- **GOAL OF THE EXERCISE**
Repeat the lines from the one holding "by [x0, y0, x1, y1]." through the one holding "x-tick-label: 7: [554, 435, 562, 450]", inclusive, with "series-line" swapped for "trace" and nothing else changed. Leave the pictures out.
## begin DATA EXCERPTS
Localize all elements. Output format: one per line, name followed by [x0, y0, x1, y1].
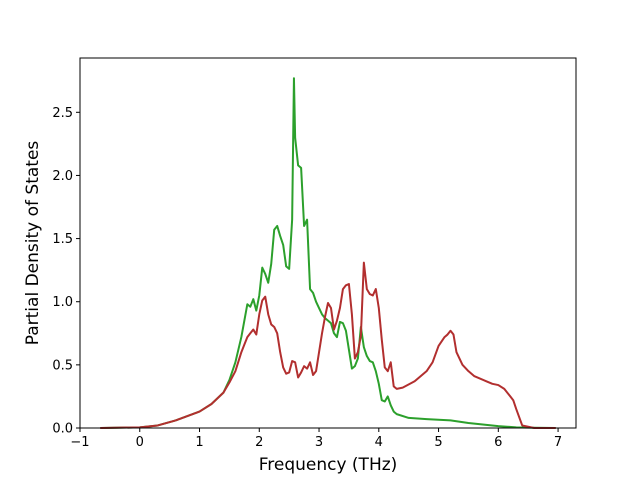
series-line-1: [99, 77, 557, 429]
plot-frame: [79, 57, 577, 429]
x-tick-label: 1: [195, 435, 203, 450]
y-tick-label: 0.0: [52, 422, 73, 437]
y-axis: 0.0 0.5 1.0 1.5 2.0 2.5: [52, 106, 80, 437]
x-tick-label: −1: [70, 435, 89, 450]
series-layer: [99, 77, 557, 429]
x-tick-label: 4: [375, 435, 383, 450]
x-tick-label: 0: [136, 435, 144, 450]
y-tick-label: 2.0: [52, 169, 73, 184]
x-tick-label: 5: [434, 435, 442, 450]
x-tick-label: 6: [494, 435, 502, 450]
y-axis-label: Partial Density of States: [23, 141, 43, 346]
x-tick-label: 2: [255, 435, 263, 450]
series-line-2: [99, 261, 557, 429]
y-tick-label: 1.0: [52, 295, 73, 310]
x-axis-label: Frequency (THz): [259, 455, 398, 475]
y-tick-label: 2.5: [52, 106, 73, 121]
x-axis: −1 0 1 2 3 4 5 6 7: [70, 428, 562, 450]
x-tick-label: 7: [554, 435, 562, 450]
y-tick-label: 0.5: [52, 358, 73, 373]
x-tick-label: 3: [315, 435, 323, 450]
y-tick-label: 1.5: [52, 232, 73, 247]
## end DATA EXCERPTS
## begin DATA EXCERPTS
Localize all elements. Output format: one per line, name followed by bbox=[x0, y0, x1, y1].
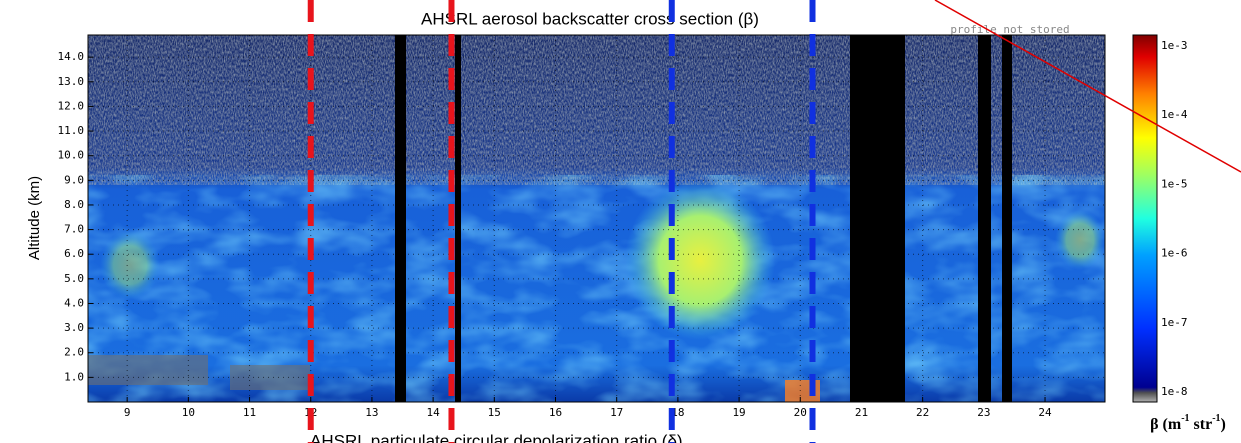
## end DATA EXCERPTS
## begin DATA EXCERPTS
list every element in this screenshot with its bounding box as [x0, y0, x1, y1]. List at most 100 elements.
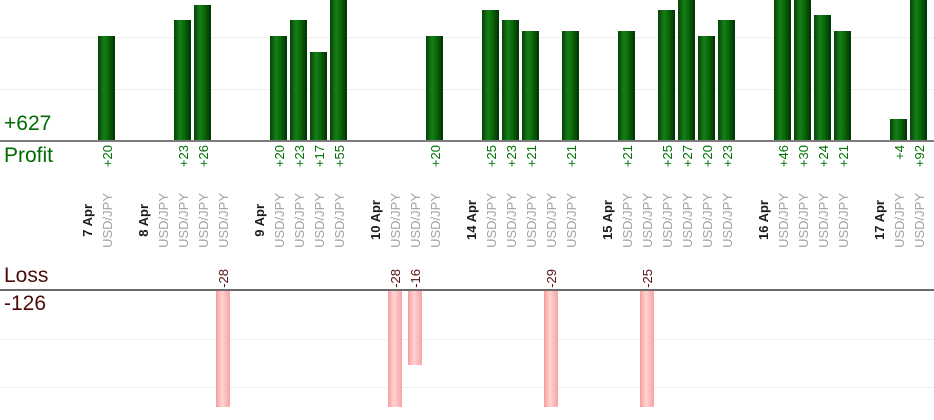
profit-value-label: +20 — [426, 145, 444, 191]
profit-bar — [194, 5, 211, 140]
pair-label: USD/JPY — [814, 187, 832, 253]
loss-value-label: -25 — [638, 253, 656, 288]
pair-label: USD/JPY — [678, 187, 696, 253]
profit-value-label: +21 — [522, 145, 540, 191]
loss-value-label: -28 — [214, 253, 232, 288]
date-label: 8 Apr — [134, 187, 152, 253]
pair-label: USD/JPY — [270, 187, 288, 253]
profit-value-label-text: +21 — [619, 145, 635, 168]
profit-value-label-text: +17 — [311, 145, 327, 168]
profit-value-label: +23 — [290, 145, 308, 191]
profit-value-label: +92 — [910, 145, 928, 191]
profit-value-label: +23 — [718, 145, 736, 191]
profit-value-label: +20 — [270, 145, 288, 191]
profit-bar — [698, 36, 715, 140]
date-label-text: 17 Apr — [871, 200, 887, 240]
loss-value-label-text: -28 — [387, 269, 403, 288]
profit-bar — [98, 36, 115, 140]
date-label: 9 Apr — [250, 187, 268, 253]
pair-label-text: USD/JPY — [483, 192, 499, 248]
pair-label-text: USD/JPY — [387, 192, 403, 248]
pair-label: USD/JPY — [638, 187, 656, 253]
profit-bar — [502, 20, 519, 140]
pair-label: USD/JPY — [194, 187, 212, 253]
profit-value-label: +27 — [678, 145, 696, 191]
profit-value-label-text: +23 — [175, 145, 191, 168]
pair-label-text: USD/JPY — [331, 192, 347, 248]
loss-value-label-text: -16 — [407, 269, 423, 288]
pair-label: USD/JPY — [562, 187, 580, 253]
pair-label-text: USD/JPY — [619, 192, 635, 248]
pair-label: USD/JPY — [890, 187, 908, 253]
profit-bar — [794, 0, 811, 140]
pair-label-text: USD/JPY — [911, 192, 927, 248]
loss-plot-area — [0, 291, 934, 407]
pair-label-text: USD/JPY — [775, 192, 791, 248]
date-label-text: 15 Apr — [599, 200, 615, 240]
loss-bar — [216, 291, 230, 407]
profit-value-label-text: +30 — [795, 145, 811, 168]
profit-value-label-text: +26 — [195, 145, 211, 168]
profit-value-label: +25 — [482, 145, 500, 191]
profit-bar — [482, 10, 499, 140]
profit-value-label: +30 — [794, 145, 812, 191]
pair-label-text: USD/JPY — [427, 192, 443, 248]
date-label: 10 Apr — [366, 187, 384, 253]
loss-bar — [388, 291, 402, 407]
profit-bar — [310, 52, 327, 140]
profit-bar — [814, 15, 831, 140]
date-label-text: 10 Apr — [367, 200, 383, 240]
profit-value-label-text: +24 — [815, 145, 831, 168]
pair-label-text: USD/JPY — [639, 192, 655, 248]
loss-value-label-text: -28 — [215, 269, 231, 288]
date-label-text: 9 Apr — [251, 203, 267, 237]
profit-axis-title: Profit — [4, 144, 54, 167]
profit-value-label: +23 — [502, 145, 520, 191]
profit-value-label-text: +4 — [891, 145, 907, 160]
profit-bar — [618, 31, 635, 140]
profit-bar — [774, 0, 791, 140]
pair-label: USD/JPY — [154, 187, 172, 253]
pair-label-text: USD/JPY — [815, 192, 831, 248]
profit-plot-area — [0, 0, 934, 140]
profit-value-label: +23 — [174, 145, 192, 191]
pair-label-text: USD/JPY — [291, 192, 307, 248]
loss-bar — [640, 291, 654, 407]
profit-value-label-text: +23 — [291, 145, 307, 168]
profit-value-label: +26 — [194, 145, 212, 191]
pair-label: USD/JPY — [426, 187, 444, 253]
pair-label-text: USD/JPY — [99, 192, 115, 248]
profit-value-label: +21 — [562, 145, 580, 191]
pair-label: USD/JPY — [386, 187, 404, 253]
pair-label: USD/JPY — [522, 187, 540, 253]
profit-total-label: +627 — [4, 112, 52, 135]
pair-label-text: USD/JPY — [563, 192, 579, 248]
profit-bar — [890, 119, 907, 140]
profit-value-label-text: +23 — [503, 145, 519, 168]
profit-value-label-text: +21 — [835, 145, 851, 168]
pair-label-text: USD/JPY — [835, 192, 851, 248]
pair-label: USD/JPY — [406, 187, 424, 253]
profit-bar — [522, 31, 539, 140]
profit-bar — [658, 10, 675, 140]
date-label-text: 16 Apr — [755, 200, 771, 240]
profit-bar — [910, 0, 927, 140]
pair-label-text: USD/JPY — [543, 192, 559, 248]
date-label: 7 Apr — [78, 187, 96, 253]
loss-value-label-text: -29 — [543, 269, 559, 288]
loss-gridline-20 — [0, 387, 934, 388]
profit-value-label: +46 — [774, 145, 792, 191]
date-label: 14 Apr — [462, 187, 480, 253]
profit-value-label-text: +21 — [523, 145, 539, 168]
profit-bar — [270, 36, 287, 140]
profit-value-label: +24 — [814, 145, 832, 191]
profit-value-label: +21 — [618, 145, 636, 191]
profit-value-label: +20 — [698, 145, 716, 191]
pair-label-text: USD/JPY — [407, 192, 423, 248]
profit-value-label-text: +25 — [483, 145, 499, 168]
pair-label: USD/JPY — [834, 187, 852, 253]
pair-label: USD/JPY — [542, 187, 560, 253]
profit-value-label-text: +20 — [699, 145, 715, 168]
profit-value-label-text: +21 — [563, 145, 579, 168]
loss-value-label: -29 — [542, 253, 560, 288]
## end DATA EXCERPTS
- **COMPLETE ANSWER**
Localize all elements. Output format: one per line, name followed by [x0, y0, x1, y1].
trace-1: [99, 77, 557, 429]
plot-frame: [79, 57, 577, 429]
x-tick-label: 1: [195, 435, 203, 450]
y-tick-label: 0.0: [52, 422, 73, 437]
y-axis: 0.0 0.5 1.0 1.5 2.0 2.5: [52, 106, 80, 437]
x-tick-label: −1: [70, 435, 89, 450]
series-layer: [99, 77, 557, 429]
x-tick-label: 4: [375, 435, 383, 450]
x-tick-label: 0: [136, 435, 144, 450]
y-tick-label: 2.0: [52, 169, 73, 184]
x-tick-label: 5: [434, 435, 442, 450]
x-tick-label: 6: [494, 435, 502, 450]
y-axis-label: Partial Density of States: [23, 141, 43, 346]
x-tick-label: 2: [255, 435, 263, 450]
trace-2: [99, 261, 557, 429]
y-tick-label: 1.0: [52, 295, 73, 310]
x-axis-label: Frequency (THz): [259, 455, 398, 475]
y-tick-label: 2.5: [52, 106, 73, 121]
x-axis: −1 0 1 2 3 4 5 6 7: [70, 428, 562, 450]
x-tick-label: 7: [554, 435, 562, 450]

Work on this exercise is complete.